= Stated task =
From the listing below, copy every line with the word "mmol".

## begin Data lines

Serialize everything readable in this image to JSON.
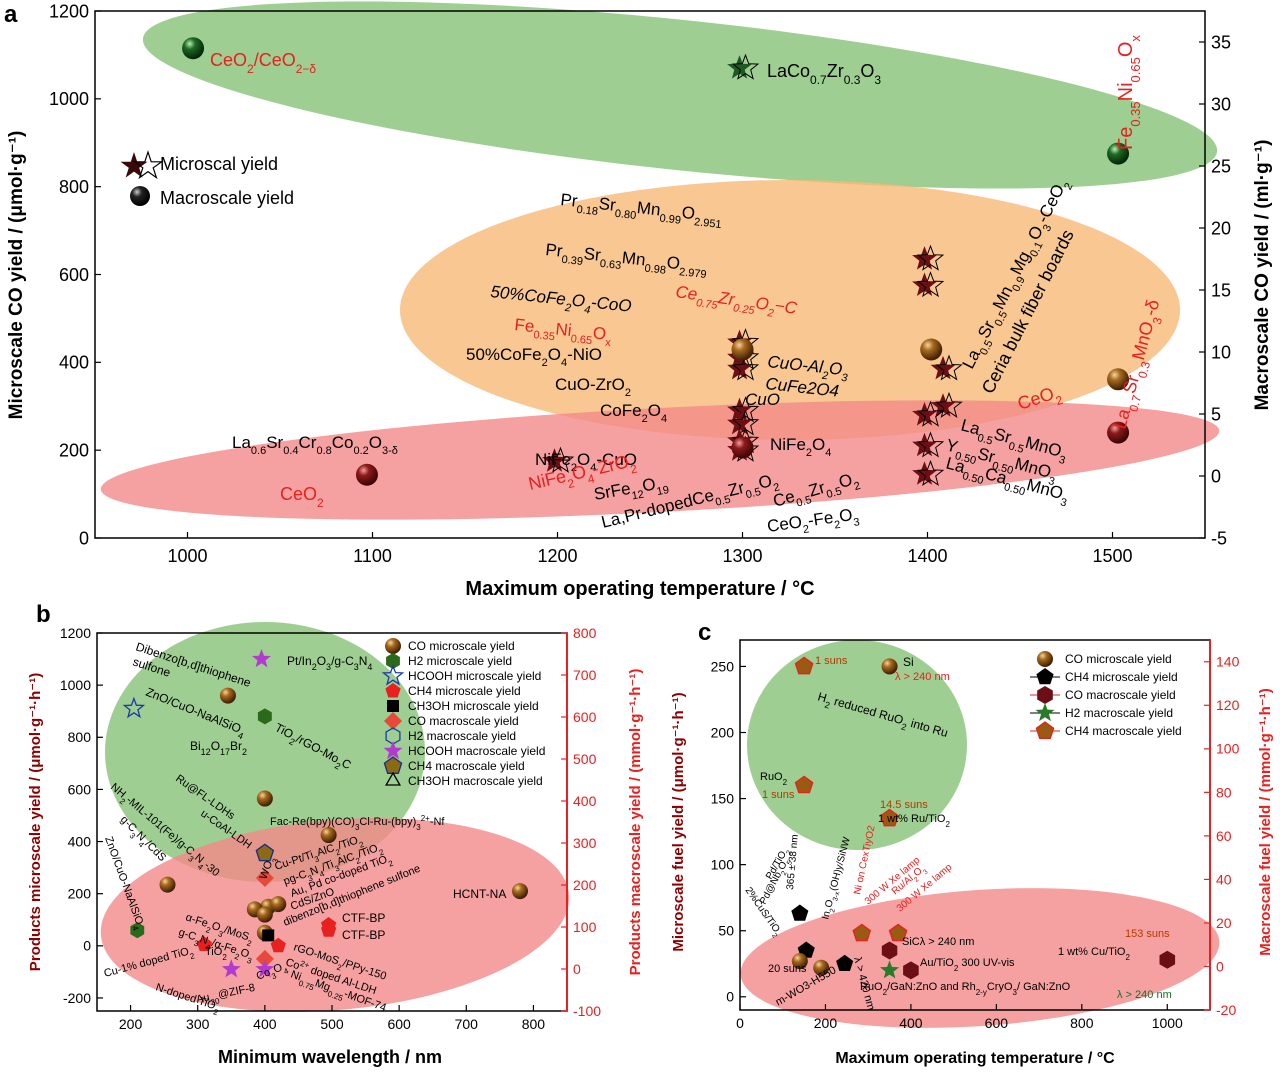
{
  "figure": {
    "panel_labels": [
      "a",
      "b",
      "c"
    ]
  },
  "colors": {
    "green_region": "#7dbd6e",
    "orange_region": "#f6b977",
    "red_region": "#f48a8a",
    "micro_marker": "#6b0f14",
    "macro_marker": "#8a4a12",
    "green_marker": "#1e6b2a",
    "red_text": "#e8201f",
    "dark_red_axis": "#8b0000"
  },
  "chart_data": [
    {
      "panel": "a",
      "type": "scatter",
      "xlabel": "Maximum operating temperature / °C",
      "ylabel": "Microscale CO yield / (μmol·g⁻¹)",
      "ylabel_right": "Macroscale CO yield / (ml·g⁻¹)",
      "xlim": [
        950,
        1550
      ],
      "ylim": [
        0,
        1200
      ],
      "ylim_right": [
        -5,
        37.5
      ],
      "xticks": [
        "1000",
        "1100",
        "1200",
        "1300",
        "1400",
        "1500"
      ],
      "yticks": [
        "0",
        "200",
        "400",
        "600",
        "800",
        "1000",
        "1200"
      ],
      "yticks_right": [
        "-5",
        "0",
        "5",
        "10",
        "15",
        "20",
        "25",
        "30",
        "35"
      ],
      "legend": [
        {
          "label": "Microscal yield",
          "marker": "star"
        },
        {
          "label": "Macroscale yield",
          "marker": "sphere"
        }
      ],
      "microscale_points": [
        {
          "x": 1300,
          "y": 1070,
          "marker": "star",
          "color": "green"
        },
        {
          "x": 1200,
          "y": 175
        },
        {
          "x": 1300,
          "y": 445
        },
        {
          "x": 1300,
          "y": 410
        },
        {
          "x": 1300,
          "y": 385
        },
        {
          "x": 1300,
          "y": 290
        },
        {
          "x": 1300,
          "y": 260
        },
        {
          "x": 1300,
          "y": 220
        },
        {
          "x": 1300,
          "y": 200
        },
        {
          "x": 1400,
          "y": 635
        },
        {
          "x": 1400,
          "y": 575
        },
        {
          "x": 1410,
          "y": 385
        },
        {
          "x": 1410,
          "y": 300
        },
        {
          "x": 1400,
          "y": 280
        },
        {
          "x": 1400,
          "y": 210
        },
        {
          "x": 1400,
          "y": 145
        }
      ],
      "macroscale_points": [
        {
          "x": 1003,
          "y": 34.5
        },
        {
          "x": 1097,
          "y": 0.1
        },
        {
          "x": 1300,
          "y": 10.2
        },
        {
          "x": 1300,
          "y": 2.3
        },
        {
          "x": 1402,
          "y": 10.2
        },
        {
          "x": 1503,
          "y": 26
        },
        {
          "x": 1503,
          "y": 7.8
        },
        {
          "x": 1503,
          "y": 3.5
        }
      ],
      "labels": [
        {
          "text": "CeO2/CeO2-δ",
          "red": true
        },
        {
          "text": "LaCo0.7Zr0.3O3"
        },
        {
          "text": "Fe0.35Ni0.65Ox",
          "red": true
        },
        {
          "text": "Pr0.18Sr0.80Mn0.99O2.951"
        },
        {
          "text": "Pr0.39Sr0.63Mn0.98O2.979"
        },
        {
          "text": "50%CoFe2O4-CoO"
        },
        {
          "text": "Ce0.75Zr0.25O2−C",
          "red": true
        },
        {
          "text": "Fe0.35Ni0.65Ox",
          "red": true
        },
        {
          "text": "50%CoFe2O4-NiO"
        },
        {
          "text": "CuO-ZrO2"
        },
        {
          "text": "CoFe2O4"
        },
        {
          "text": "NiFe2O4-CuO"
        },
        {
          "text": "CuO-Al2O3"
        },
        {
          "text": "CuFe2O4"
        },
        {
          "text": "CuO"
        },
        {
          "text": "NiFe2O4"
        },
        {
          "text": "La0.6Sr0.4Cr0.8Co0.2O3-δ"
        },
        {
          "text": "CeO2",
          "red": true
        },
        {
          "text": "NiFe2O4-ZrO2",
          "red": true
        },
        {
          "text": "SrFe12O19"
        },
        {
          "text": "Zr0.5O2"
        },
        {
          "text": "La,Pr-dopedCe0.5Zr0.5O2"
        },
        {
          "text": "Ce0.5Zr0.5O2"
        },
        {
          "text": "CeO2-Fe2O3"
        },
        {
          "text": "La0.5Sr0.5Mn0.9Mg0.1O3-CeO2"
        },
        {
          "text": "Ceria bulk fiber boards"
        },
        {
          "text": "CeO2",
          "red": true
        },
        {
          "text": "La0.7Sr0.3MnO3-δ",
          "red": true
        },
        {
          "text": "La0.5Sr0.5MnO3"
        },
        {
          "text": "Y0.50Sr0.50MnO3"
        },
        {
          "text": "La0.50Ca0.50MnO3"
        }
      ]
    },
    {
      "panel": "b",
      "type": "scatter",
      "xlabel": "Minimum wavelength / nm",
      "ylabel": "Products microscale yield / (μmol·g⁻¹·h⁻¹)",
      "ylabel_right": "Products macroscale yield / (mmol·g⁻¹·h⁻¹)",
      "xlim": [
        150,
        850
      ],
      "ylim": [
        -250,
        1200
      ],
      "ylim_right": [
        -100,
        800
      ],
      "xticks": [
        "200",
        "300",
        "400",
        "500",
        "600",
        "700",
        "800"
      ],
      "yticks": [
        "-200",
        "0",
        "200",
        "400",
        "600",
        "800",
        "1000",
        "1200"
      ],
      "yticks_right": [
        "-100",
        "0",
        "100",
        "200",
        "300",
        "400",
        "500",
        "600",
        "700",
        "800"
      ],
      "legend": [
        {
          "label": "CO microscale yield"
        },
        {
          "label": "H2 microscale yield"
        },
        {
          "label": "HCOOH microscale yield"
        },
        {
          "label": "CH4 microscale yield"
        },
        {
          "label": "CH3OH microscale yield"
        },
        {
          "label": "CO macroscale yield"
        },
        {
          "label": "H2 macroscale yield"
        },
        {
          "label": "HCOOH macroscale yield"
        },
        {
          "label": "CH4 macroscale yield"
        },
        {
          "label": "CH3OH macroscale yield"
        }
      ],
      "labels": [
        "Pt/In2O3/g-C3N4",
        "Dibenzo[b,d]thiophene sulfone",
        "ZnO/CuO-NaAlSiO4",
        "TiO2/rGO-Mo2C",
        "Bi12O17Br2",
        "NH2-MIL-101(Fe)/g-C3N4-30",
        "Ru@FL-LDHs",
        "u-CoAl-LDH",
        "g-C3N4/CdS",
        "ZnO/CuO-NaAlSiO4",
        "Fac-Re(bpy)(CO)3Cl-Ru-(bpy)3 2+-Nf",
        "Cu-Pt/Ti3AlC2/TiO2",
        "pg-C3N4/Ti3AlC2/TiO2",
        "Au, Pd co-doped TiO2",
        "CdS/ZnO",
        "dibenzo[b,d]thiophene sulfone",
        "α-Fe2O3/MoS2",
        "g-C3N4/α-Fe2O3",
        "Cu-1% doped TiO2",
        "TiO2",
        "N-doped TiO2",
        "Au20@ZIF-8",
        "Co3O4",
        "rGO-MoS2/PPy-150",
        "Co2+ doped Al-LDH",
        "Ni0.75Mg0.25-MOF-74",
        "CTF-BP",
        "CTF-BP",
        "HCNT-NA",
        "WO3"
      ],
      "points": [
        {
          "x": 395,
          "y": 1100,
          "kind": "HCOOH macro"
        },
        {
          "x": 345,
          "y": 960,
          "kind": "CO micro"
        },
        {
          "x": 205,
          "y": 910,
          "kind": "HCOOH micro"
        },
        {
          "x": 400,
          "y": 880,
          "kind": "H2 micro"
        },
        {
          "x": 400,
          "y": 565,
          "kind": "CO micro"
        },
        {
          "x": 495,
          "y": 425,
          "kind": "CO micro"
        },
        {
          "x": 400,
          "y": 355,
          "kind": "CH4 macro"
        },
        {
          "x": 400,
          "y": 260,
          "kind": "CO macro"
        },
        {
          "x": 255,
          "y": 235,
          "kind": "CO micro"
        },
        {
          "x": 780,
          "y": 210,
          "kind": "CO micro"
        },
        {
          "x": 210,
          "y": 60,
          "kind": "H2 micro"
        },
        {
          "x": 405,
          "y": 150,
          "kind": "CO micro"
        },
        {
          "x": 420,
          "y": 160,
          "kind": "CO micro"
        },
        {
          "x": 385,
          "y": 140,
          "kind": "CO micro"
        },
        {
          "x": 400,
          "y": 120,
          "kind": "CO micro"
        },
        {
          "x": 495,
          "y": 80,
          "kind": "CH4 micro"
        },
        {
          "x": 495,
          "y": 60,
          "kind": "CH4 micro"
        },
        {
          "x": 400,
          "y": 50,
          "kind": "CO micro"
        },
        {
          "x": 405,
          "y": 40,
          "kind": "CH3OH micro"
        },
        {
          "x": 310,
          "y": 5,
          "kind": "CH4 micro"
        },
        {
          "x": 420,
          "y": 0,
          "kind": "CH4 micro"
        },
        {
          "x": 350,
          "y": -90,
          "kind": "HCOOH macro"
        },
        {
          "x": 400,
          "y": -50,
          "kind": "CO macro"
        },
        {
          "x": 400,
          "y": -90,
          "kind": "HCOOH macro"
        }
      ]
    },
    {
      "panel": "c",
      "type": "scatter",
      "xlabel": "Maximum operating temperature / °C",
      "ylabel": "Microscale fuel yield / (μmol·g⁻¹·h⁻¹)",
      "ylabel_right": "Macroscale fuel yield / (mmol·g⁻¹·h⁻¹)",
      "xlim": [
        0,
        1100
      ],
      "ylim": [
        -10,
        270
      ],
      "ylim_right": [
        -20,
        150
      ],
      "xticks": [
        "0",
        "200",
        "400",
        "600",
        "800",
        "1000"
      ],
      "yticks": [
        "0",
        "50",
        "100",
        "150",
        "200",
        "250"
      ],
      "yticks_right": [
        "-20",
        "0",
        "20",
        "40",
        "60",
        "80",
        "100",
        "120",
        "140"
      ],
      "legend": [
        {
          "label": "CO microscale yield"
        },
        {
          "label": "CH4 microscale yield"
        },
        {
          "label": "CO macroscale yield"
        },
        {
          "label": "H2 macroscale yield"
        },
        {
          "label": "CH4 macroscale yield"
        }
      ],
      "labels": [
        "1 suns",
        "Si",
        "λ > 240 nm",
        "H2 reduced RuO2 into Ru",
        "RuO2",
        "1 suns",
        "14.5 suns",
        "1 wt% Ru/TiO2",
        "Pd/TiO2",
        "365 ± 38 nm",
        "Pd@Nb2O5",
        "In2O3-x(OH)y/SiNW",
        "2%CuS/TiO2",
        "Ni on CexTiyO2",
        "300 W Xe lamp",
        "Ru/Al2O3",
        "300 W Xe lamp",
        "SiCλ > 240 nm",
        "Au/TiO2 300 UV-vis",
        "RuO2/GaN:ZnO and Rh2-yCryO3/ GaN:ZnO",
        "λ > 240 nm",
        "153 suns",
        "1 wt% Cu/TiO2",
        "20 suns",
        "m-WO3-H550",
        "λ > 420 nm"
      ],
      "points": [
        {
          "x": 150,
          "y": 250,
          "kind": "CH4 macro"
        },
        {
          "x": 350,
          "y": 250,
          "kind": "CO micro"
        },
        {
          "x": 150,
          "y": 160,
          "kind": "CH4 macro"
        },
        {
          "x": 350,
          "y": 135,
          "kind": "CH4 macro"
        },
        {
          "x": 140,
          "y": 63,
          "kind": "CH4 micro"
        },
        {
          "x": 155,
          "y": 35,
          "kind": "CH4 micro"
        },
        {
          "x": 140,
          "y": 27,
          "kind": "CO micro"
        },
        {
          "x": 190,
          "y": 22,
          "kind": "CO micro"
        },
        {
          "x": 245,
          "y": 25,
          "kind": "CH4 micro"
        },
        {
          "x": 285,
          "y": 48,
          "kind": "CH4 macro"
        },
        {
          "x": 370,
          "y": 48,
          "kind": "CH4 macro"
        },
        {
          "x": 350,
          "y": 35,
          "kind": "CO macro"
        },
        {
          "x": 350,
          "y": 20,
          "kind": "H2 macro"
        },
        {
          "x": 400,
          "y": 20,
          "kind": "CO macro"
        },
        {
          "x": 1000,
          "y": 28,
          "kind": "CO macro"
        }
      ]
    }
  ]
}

## end Data lines

= Result of this task =
      "ylabel_right": "Products macroscale yield / (mmol·g⁻¹·h⁻¹)",
      "ylabel_right": "Macroscale fuel yield / (mmol·g⁻¹·h⁻¹)",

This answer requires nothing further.